= WHAT YOU NEED TO DO =
Reproduce the full listing below unchanged, apart from the pictures.

(Entries from a dataset)
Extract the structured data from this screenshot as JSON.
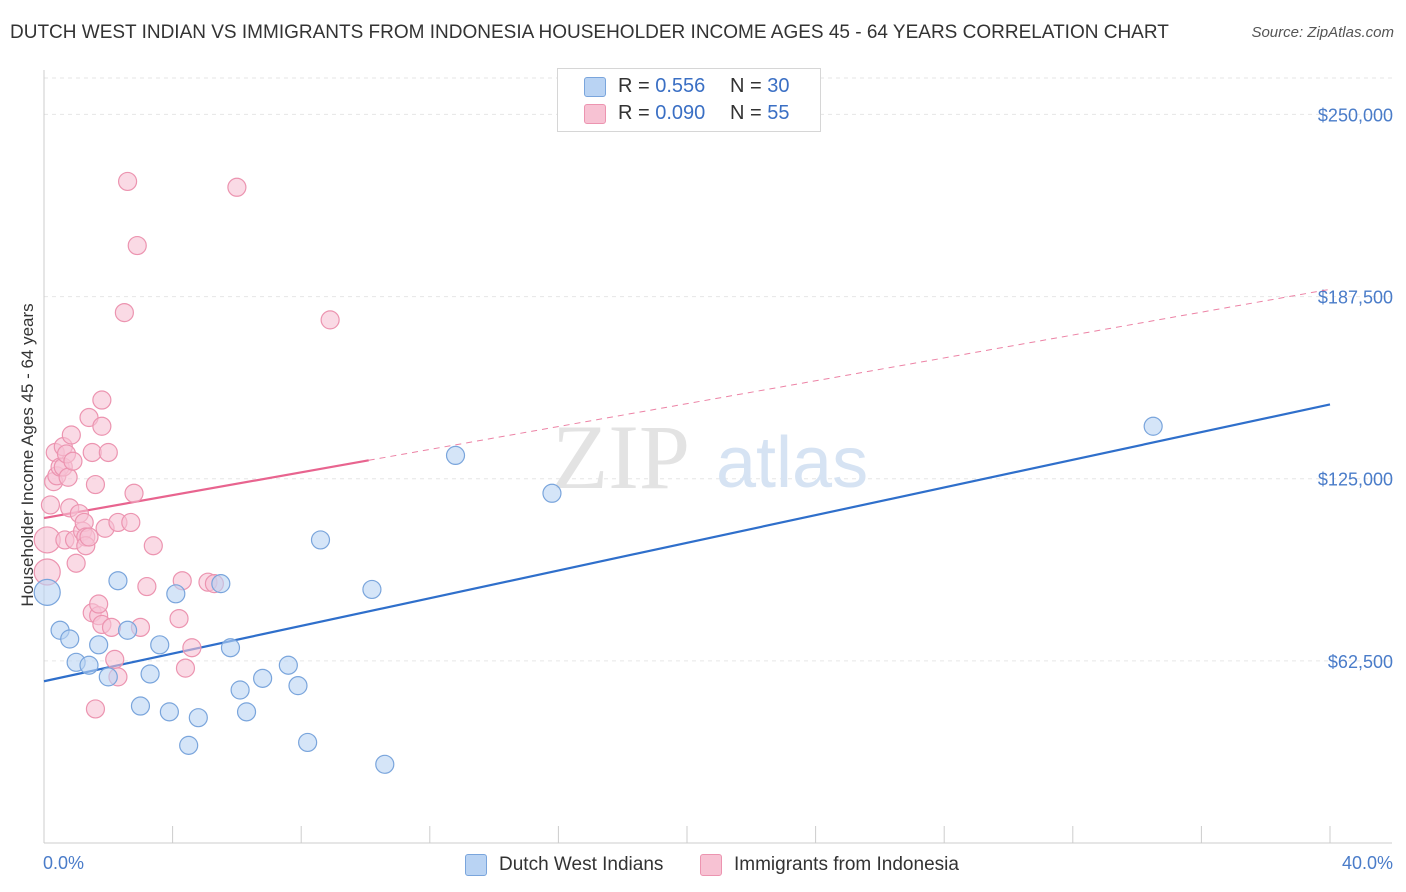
{
  "title": "DUTCH WEST INDIAN VS IMMIGRANTS FROM INDONESIA HOUSEHOLDER INCOME AGES 45 - 64 YEARS CORRELATION CHART",
  "source": "Source: ZipAtlas.com",
  "watermark": {
    "zip": "ZIP",
    "atlas": "atlas"
  },
  "legend": {
    "series": [
      {
        "r_label": "R =",
        "r_value": "0.556",
        "n_label": "N =",
        "n_value": "30"
      },
      {
        "r_label": "R =",
        "r_value": "0.090",
        "n_label": "N =",
        "n_value": "55"
      }
    ]
  },
  "colors": {
    "blue_fill": "#b9d3f3",
    "blue_stroke": "#7aa5dc",
    "blue_line": "#2f6fcb",
    "pink_fill": "#f7c2d3",
    "pink_stroke": "#ec94b0",
    "pink_line": "#e8648f",
    "tick_text": "#4a7cc9",
    "grid": "#e6e6e6"
  },
  "chart_data": {
    "type": "scatter",
    "title": "DUTCH WEST INDIAN VS IMMIGRANTS FROM INDONESIA HOUSEHOLDER INCOME AGES 45 - 64 YEARS CORRELATION CHART",
    "xlabel": "",
    "ylabel": "Householder Income Ages 45 - 64 years",
    "xlim": [
      0,
      40
    ],
    "ylim": [
      0,
      262500
    ],
    "x_tick_labels": [
      "0.0%",
      "40.0%"
    ],
    "y_ticks": [
      62500,
      125000,
      187500,
      250000
    ],
    "y_tick_labels": [
      "$62,500",
      "$125,000",
      "$187,500",
      "$250,000"
    ],
    "legend_position": "top-center",
    "series": [
      {
        "name": "Dutch West Indians",
        "R": 0.556,
        "N": 30,
        "trend": {
          "x0": 0,
          "y0": 55500,
          "x1": 40,
          "y1": 150500,
          "dashed_extension": false
        },
        "points": [
          [
            0.1,
            86000
          ],
          [
            0.5,
            73000
          ],
          [
            0.8,
            70000
          ],
          [
            1.0,
            62000
          ],
          [
            1.4,
            61000
          ],
          [
            1.7,
            68000
          ],
          [
            2.0,
            57000
          ],
          [
            2.3,
            90000
          ],
          [
            2.6,
            73000
          ],
          [
            3.0,
            47000
          ],
          [
            3.3,
            58000
          ],
          [
            3.6,
            68000
          ],
          [
            3.9,
            45000
          ],
          [
            4.1,
            85500
          ],
          [
            4.5,
            33500
          ],
          [
            4.8,
            43000
          ],
          [
            5.5,
            89000
          ],
          [
            5.8,
            67000
          ],
          [
            6.1,
            52500
          ],
          [
            6.3,
            45000
          ],
          [
            6.8,
            56500
          ],
          [
            7.6,
            61000
          ],
          [
            7.9,
            54000
          ],
          [
            8.2,
            34500
          ],
          [
            8.6,
            104000
          ],
          [
            10.2,
            87000
          ],
          [
            10.6,
            27000
          ],
          [
            12.8,
            133000
          ],
          [
            15.8,
            120000
          ],
          [
            34.5,
            143000
          ]
        ]
      },
      {
        "name": "Immigrants from Indonesia",
        "R": 0.09,
        "N": 55,
        "trend": {
          "x0": 0,
          "y0": 111500,
          "x1": 40,
          "y1": 190000,
          "solid_until_x": 10.1
        },
        "points": [
          [
            0.1,
            104000
          ],
          [
            0.1,
            93000
          ],
          [
            0.2,
            116000
          ],
          [
            0.3,
            124000
          ],
          [
            0.35,
            134000
          ],
          [
            0.4,
            126000
          ],
          [
            0.5,
            129000
          ],
          [
            0.6,
            129000
          ],
          [
            0.6,
            136000
          ],
          [
            0.65,
            104000
          ],
          [
            0.7,
            133500
          ],
          [
            0.75,
            125500
          ],
          [
            0.8,
            115000
          ],
          [
            0.85,
            140000
          ],
          [
            0.9,
            131000
          ],
          [
            0.95,
            104000
          ],
          [
            1.0,
            96000
          ],
          [
            1.1,
            113000
          ],
          [
            1.2,
            107000
          ],
          [
            1.25,
            110000
          ],
          [
            1.3,
            105000
          ],
          [
            1.3,
            102000
          ],
          [
            1.4,
            105000
          ],
          [
            1.4,
            146000
          ],
          [
            1.5,
            79000
          ],
          [
            1.5,
            134000
          ],
          [
            1.6,
            123000
          ],
          [
            1.7,
            78000
          ],
          [
            1.7,
            82000
          ],
          [
            1.8,
            75000
          ],
          [
            1.8,
            152000
          ],
          [
            1.8,
            143000
          ],
          [
            1.9,
            108000
          ],
          [
            2.0,
            134000
          ],
          [
            2.1,
            74000
          ],
          [
            2.2,
            63000
          ],
          [
            2.3,
            57000
          ],
          [
            2.3,
            110000
          ],
          [
            2.5,
            182000
          ],
          [
            2.6,
            227000
          ],
          [
            2.7,
            110000
          ],
          [
            2.8,
            120000
          ],
          [
            2.9,
            205000
          ],
          [
            3.0,
            74000
          ],
          [
            3.2,
            88000
          ],
          [
            3.4,
            102000
          ],
          [
            4.2,
            77000
          ],
          [
            4.3,
            90000
          ],
          [
            4.4,
            60000
          ],
          [
            4.6,
            67000
          ],
          [
            5.1,
            89500
          ],
          [
            5.3,
            89000
          ],
          [
            6.0,
            225000
          ],
          [
            8.9,
            179500
          ],
          [
            1.6,
            46000
          ]
        ]
      }
    ]
  }
}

= FINISHED TASK =
Extract the structured data from this screenshot as JSON.
{
  "title": "DUTCH WEST INDIAN VS IMMIGRANTS FROM INDONESIA HOUSEHOLDER INCOME AGES 45 - 64 YEARS CORRELATION CHART",
  "source": "Source: ZipAtlas.com",
  "watermark": {
    "zip": "ZIP",
    "atlas": "atlas"
  },
  "legend": {
    "series": [
      {
        "r_label": "R =",
        "r_value": "0.556",
        "n_label": "N =",
        "n_value": "30"
      },
      {
        "r_label": "R =",
        "r_value": "0.090",
        "n_label": "N =",
        "n_value": "55"
      }
    ]
  },
  "colors": {
    "blue_fill": "#b9d3f3",
    "blue_stroke": "#7aa5dc",
    "blue_line": "#2f6fcb",
    "pink_fill": "#f7c2d3",
    "pink_stroke": "#ec94b0",
    "pink_line": "#e8648f",
    "tick_text": "#4a7cc9",
    "grid": "#e6e6e6"
  },
  "chart_data": {
    "type": "scatter",
    "title": "DUTCH WEST INDIAN VS IMMIGRANTS FROM INDONESIA HOUSEHOLDER INCOME AGES 45 - 64 YEARS CORRELATION CHART",
    "xlabel": "",
    "ylabel": "Householder Income Ages 45 - 64 years",
    "xlim": [
      0,
      40
    ],
    "ylim": [
      0,
      262500
    ],
    "x_tick_labels": [
      "0.0%",
      "40.0%"
    ],
    "y_ticks": [
      62500,
      125000,
      187500,
      250000
    ],
    "y_tick_labels": [
      "$62,500",
      "$125,000",
      "$187,500",
      "$250,000"
    ],
    "legend_position": "top-center",
    "series": [
      {
        "name": "Dutch West Indians",
        "R": 0.556,
        "N": 30,
        "trend": {
          "x0": 0,
          "y0": 55500,
          "x1": 40,
          "y1": 150500,
          "dashed_extension": false
        },
        "points": [
          [
            0.1,
            86000
          ],
          [
            0.5,
            73000
          ],
          [
            0.8,
            70000
          ],
          [
            1.0,
            62000
          ],
          [
            1.4,
            61000
          ],
          [
            1.7,
            68000
          ],
          [
            2.0,
            57000
          ],
          [
            2.3,
            90000
          ],
          [
            2.6,
            73000
          ],
          [
            3.0,
            47000
          ],
          [
            3.3,
            58000
          ],
          [
            3.6,
            68000
          ],
          [
            3.9,
            45000
          ],
          [
            4.1,
            85500
          ],
          [
            4.5,
            33500
          ],
          [
            4.8,
            43000
          ],
          [
            5.5,
            89000
          ],
          [
            5.8,
            67000
          ],
          [
            6.1,
            52500
          ],
          [
            6.3,
            45000
          ],
          [
            6.8,
            56500
          ],
          [
            7.6,
            61000
          ],
          [
            7.9,
            54000
          ],
          [
            8.2,
            34500
          ],
          [
            8.6,
            104000
          ],
          [
            10.2,
            87000
          ],
          [
            10.6,
            27000
          ],
          [
            12.8,
            133000
          ],
          [
            15.8,
            120000
          ],
          [
            34.5,
            143000
          ]
        ]
      },
      {
        "name": "Immigrants from Indonesia",
        "R": 0.09,
        "N": 55,
        "trend": {
          "x0": 0,
          "y0": 111500,
          "x1": 40,
          "y1": 190000,
          "solid_until_x": 10.1
        },
        "points": [
          [
            0.1,
            104000
          ],
          [
            0.1,
            93000
          ],
          [
            0.2,
            116000
          ],
          [
            0.3,
            124000
          ],
          [
            0.35,
            134000
          ],
          [
            0.4,
            126000
          ],
          [
            0.5,
            129000
          ],
          [
            0.6,
            129000
          ],
          [
            0.6,
            136000
          ],
          [
            0.65,
            104000
          ],
          [
            0.7,
            133500
          ],
          [
            0.75,
            125500
          ],
          [
            0.8,
            115000
          ],
          [
            0.85,
            140000
          ],
          [
            0.9,
            131000
          ],
          [
            0.95,
            104000
          ],
          [
            1.0,
            96000
          ],
          [
            1.1,
            113000
          ],
          [
            1.2,
            107000
          ],
          [
            1.25,
            110000
          ],
          [
            1.3,
            105000
          ],
          [
            1.3,
            102000
          ],
          [
            1.4,
            105000
          ],
          [
            1.4,
            146000
          ],
          [
            1.5,
            79000
          ],
          [
            1.5,
            134000
          ],
          [
            1.6,
            123000
          ],
          [
            1.7,
            78000
          ],
          [
            1.7,
            82000
          ],
          [
            1.8,
            75000
          ],
          [
            1.8,
            152000
          ],
          [
            1.8,
            143000
          ],
          [
            1.9,
            108000
          ],
          [
            2.0,
            134000
          ],
          [
            2.1,
            74000
          ],
          [
            2.2,
            63000
          ],
          [
            2.3,
            57000
          ],
          [
            2.3,
            110000
          ],
          [
            2.5,
            182000
          ],
          [
            2.6,
            227000
          ],
          [
            2.7,
            110000
          ],
          [
            2.8,
            120000
          ],
          [
            2.9,
            205000
          ],
          [
            3.0,
            74000
          ],
          [
            3.2,
            88000
          ],
          [
            3.4,
            102000
          ],
          [
            4.2,
            77000
          ],
          [
            4.3,
            90000
          ],
          [
            4.4,
            60000
          ],
          [
            4.6,
            67000
          ],
          [
            5.1,
            89500
          ],
          [
            5.3,
            89000
          ],
          [
            6.0,
            225000
          ],
          [
            8.9,
            179500
          ],
          [
            1.6,
            46000
          ]
        ]
      }
    ]
  }
}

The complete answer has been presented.